__The exercise__: Return all the entries exactly, keeping pictures out.

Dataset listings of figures
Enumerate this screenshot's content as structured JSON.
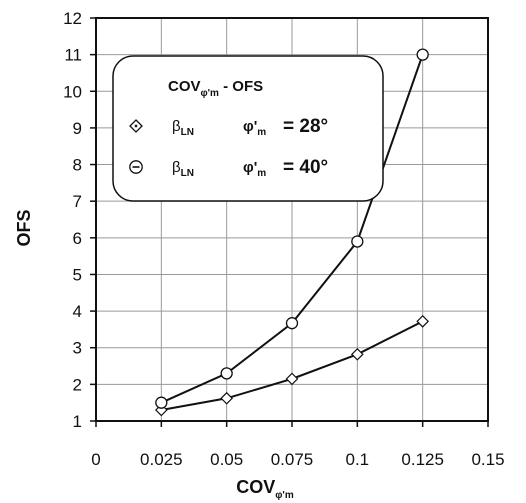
{
  "chart_data": {
    "type": "line",
    "title": "",
    "xlabel": "COV",
    "xlabel_sub": "φ'm",
    "ylabel": "OFS",
    "xlim": [
      0,
      0.15
    ],
    "ylim": [
      1,
      12
    ],
    "x_ticks": [
      "0",
      "0.025",
      "0.05",
      "0.075",
      "0.1",
      "0.125",
      "0.15"
    ],
    "y_ticks": [
      "1",
      "2",
      "3",
      "4",
      "5",
      "6",
      "7",
      "8",
      "9",
      "10",
      "11",
      "12"
    ],
    "grid": true,
    "legend": {
      "position": "top-left",
      "title_main": "COV",
      "title_sub": "φ'm",
      "title_rest": " - OFS",
      "entries": [
        {
          "beta": "β",
          "beta_sub": "LN",
          "phi": "φ'",
          "phi_sub": "m",
          "value": "= 28°",
          "marker": "diamond"
        },
        {
          "beta": "β",
          "beta_sub": "LN",
          "phi": "φ'",
          "phi_sub": "m",
          "value": "= 40°",
          "marker": "circle"
        }
      ]
    },
    "x": [
      0.025,
      0.05,
      0.075,
      0.1,
      0.125
    ],
    "series": [
      {
        "name": "βLN φ'm = 28°",
        "marker": "diamond",
        "values": [
          1.3,
          1.62,
          2.15,
          2.82,
          3.72
        ]
      },
      {
        "name": "βLN φ'm = 40°",
        "marker": "circle",
        "values": [
          1.5,
          2.3,
          3.67,
          5.9,
          11.0
        ]
      }
    ],
    "colors": {
      "line": "#111111",
      "grid": "#9a9a9a",
      "marker_fill": "#ffffff"
    }
  }
}
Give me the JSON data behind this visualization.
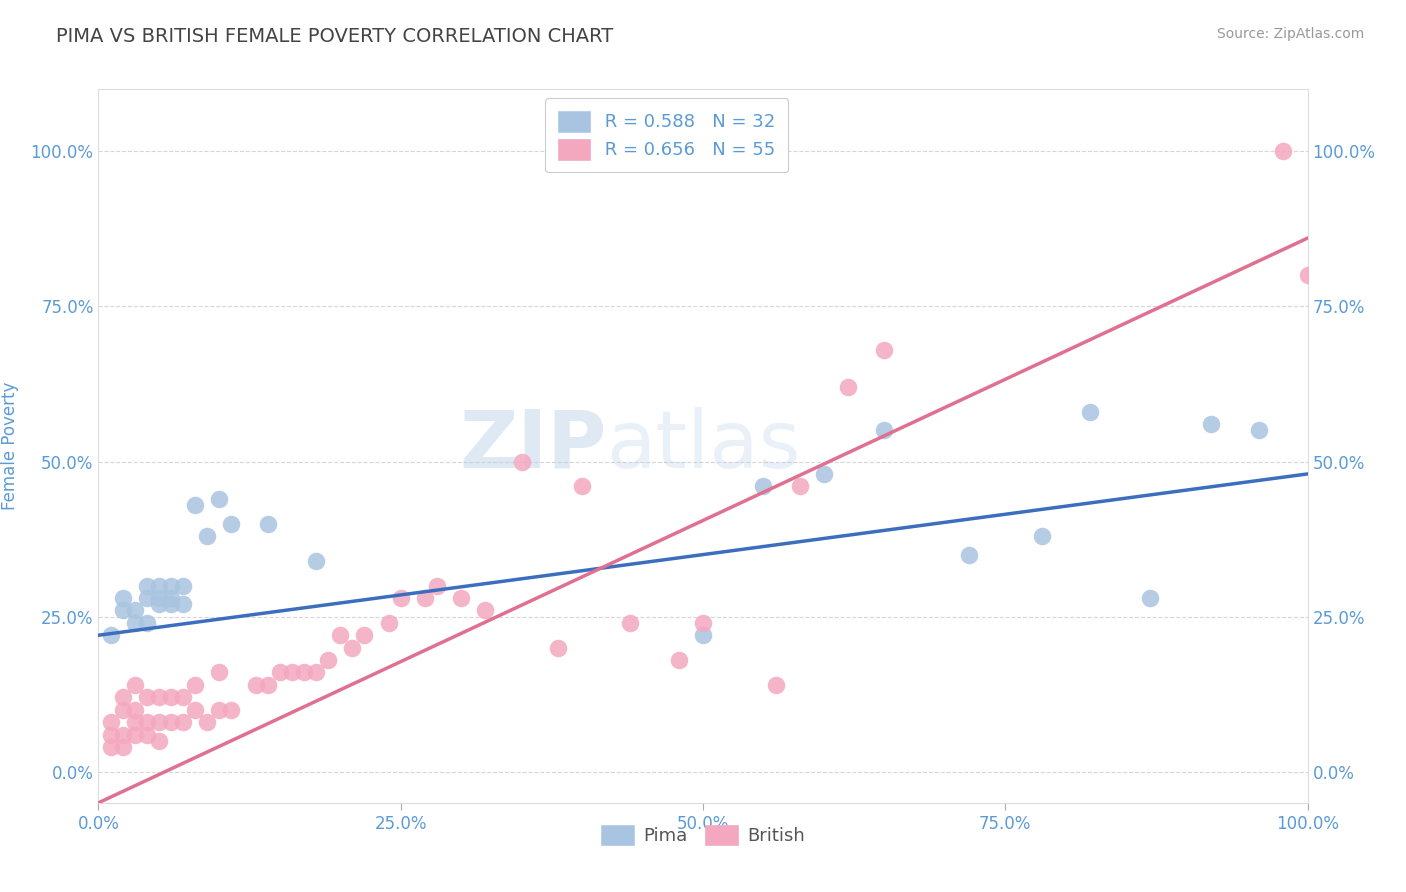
{
  "title": "PIMA VS BRITISH FEMALE POVERTY CORRELATION CHART",
  "source": "Source: ZipAtlas.com",
  "ylabel": "Female Poverty",
  "xlim": [
    0.0,
    1.0
  ],
  "ylim": [
    -0.05,
    1.1
  ],
  "yticks": [
    0.0,
    0.25,
    0.5,
    0.75,
    1.0
  ],
  "xticks": [
    0.0,
    0.25,
    0.5,
    0.75,
    1.0
  ],
  "pima_R": 0.588,
  "pima_N": 32,
  "british_R": 0.656,
  "british_N": 55,
  "pima_color": "#a8c4e0",
  "british_color": "#f4a8c0",
  "pima_line_color": "#3c6ebf",
  "british_line_color": "#e07090",
  "background_color": "#ffffff",
  "grid_color": "#cccccc",
  "pima_line_x0": 0.0,
  "pima_line_y0": 0.22,
  "pima_line_x1": 1.0,
  "pima_line_y1": 0.48,
  "british_line_x0": 0.0,
  "british_line_y0": -0.05,
  "british_line_x1": 1.0,
  "british_line_y1": 0.86,
  "pima_x": [
    0.01,
    0.02,
    0.02,
    0.03,
    0.03,
    0.04,
    0.04,
    0.04,
    0.05,
    0.05,
    0.05,
    0.06,
    0.06,
    0.06,
    0.07,
    0.07,
    0.08,
    0.09,
    0.1,
    0.11,
    0.14,
    0.18,
    0.5,
    0.55,
    0.6,
    0.65,
    0.72,
    0.78,
    0.82,
    0.87,
    0.92,
    0.96
  ],
  "pima_y": [
    0.22,
    0.26,
    0.28,
    0.24,
    0.26,
    0.3,
    0.28,
    0.24,
    0.3,
    0.27,
    0.28,
    0.28,
    0.3,
    0.27,
    0.3,
    0.27,
    0.43,
    0.38,
    0.44,
    0.4,
    0.4,
    0.34,
    0.22,
    0.46,
    0.48,
    0.55,
    0.35,
    0.38,
    0.58,
    0.28,
    0.56,
    0.55
  ],
  "british_x": [
    0.01,
    0.01,
    0.01,
    0.02,
    0.02,
    0.02,
    0.02,
    0.03,
    0.03,
    0.03,
    0.03,
    0.04,
    0.04,
    0.04,
    0.05,
    0.05,
    0.05,
    0.06,
    0.06,
    0.07,
    0.07,
    0.08,
    0.08,
    0.09,
    0.1,
    0.1,
    0.11,
    0.13,
    0.14,
    0.15,
    0.16,
    0.17,
    0.18,
    0.19,
    0.2,
    0.21,
    0.22,
    0.24,
    0.25,
    0.27,
    0.28,
    0.3,
    0.32,
    0.35,
    0.38,
    0.4,
    0.44,
    0.48,
    0.5,
    0.56,
    0.58,
    0.62,
    0.65,
    0.98,
    1.0
  ],
  "british_y": [
    0.04,
    0.06,
    0.08,
    0.04,
    0.06,
    0.1,
    0.12,
    0.06,
    0.08,
    0.1,
    0.14,
    0.06,
    0.08,
    0.12,
    0.05,
    0.08,
    0.12,
    0.08,
    0.12,
    0.08,
    0.12,
    0.1,
    0.14,
    0.08,
    0.1,
    0.16,
    0.1,
    0.14,
    0.14,
    0.16,
    0.16,
    0.16,
    0.16,
    0.18,
    0.22,
    0.2,
    0.22,
    0.24,
    0.28,
    0.28,
    0.3,
    0.28,
    0.26,
    0.5,
    0.2,
    0.46,
    0.24,
    0.18,
    0.24,
    0.14,
    0.46,
    0.62,
    0.68,
    1.0,
    0.8
  ],
  "watermark_zip": "ZIP",
  "watermark_atlas": "atlas",
  "title_color": "#444444",
  "tick_label_color": "#5b9bd5",
  "legend_color": "#5b9bd5"
}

__Answer for the task__:
Enumerate this screenshot's content as structured JSON.
{
  "chart_data": {
    "type": "line",
    "title": "",
    "xlabel": "COV",
    "xlabel_sub": "φ'm",
    "ylabel": "OFS",
    "xlim": [
      0,
      0.15
    ],
    "ylim": [
      1,
      12
    ],
    "x_ticks": [
      "0",
      "0.025",
      "0.05",
      "0.075",
      "0.1",
      "0.125",
      "0.15"
    ],
    "y_ticks": [
      "1",
      "2",
      "3",
      "4",
      "5",
      "6",
      "7",
      "8",
      "9",
      "10",
      "11",
      "12"
    ],
    "grid": true,
    "legend": {
      "position": "top-left",
      "title_main": "COV",
      "title_sub": "φ'm",
      "title_rest": " - OFS",
      "entries": [
        {
          "beta": "β",
          "beta_sub": "LN",
          "phi": "φ'",
          "phi_sub": "m",
          "value": "= 28°",
          "marker": "diamond"
        },
        {
          "beta": "β",
          "beta_sub": "LN",
          "phi": "φ'",
          "phi_sub": "m",
          "value": "= 40°",
          "marker": "circle"
        }
      ]
    },
    "x": [
      0.025,
      0.05,
      0.075,
      0.1,
      0.125
    ],
    "series": [
      {
        "name": "βLN φ'm = 28°",
        "marker": "diamond",
        "values": [
          1.3,
          1.62,
          2.15,
          2.82,
          3.72
        ]
      },
      {
        "name": "βLN φ'm = 40°",
        "marker": "circle",
        "values": [
          1.5,
          2.3,
          3.67,
          5.9,
          11.0
        ]
      }
    ],
    "colors": {
      "line": "#111111",
      "grid": "#9a9a9a",
      "marker_fill": "#ffffff"
    }
  }
}
Give me the JSON data behind this visualization.
{
  "title": "PIMA VS BRITISH FEMALE POVERTY CORRELATION CHART",
  "source": "Source: ZipAtlas.com",
  "ylabel": "Female Poverty",
  "xlim": [
    0.0,
    1.0
  ],
  "ylim": [
    -0.05,
    1.1
  ],
  "yticks": [
    0.0,
    0.25,
    0.5,
    0.75,
    1.0
  ],
  "xticks": [
    0.0,
    0.25,
    0.5,
    0.75,
    1.0
  ],
  "pima_R": 0.588,
  "pima_N": 32,
  "british_R": 0.656,
  "british_N": 55,
  "pima_color": "#a8c4e0",
  "british_color": "#f4a8c0",
  "pima_line_color": "#3c6ebf",
  "british_line_color": "#e07090",
  "background_color": "#ffffff",
  "grid_color": "#cccccc",
  "pima_line_x0": 0.0,
  "pima_line_y0": 0.22,
  "pima_line_x1": 1.0,
  "pima_line_y1": 0.48,
  "british_line_x0": 0.0,
  "british_line_y0": -0.05,
  "british_line_x1": 1.0,
  "british_line_y1": 0.86,
  "pima_x": [
    0.01,
    0.02,
    0.02,
    0.03,
    0.03,
    0.04,
    0.04,
    0.04,
    0.05,
    0.05,
    0.05,
    0.06,
    0.06,
    0.06,
    0.07,
    0.07,
    0.08,
    0.09,
    0.1,
    0.11,
    0.14,
    0.18,
    0.5,
    0.55,
    0.6,
    0.65,
    0.72,
    0.78,
    0.82,
    0.87,
    0.92,
    0.96
  ],
  "pima_y": [
    0.22,
    0.26,
    0.28,
    0.24,
    0.26,
    0.3,
    0.28,
    0.24,
    0.3,
    0.27,
    0.28,
    0.28,
    0.3,
    0.27,
    0.3,
    0.27,
    0.43,
    0.38,
    0.44,
    0.4,
    0.4,
    0.34,
    0.22,
    0.46,
    0.48,
    0.55,
    0.35,
    0.38,
    0.58,
    0.28,
    0.56,
    0.55
  ],
  "british_x": [
    0.01,
    0.01,
    0.01,
    0.02,
    0.02,
    0.02,
    0.02,
    0.03,
    0.03,
    0.03,
    0.03,
    0.04,
    0.04,
    0.04,
    0.05,
    0.05,
    0.05,
    0.06,
    0.06,
    0.07,
    0.07,
    0.08,
    0.08,
    0.09,
    0.1,
    0.1,
    0.11,
    0.13,
    0.14,
    0.15,
    0.16,
    0.17,
    0.18,
    0.19,
    0.2,
    0.21,
    0.22,
    0.24,
    0.25,
    0.27,
    0.28,
    0.3,
    0.32,
    0.35,
    0.38,
    0.4,
    0.44,
    0.48,
    0.5,
    0.56,
    0.58,
    0.62,
    0.65,
    0.98,
    1.0
  ],
  "british_y": [
    0.04,
    0.06,
    0.08,
    0.04,
    0.06,
    0.1,
    0.12,
    0.06,
    0.08,
    0.1,
    0.14,
    0.06,
    0.08,
    0.12,
    0.05,
    0.08,
    0.12,
    0.08,
    0.12,
    0.08,
    0.12,
    0.1,
    0.14,
    0.08,
    0.1,
    0.16,
    0.1,
    0.14,
    0.14,
    0.16,
    0.16,
    0.16,
    0.16,
    0.18,
    0.22,
    0.2,
    0.22,
    0.24,
    0.28,
    0.28,
    0.3,
    0.28,
    0.26,
    0.5,
    0.2,
    0.46,
    0.24,
    0.18,
    0.24,
    0.14,
    0.46,
    0.62,
    0.68,
    1.0,
    0.8
  ],
  "watermark_zip": "ZIP",
  "watermark_atlas": "atlas",
  "title_color": "#444444",
  "tick_label_color": "#5b9bd5",
  "legend_color": "#5b9bd5"
}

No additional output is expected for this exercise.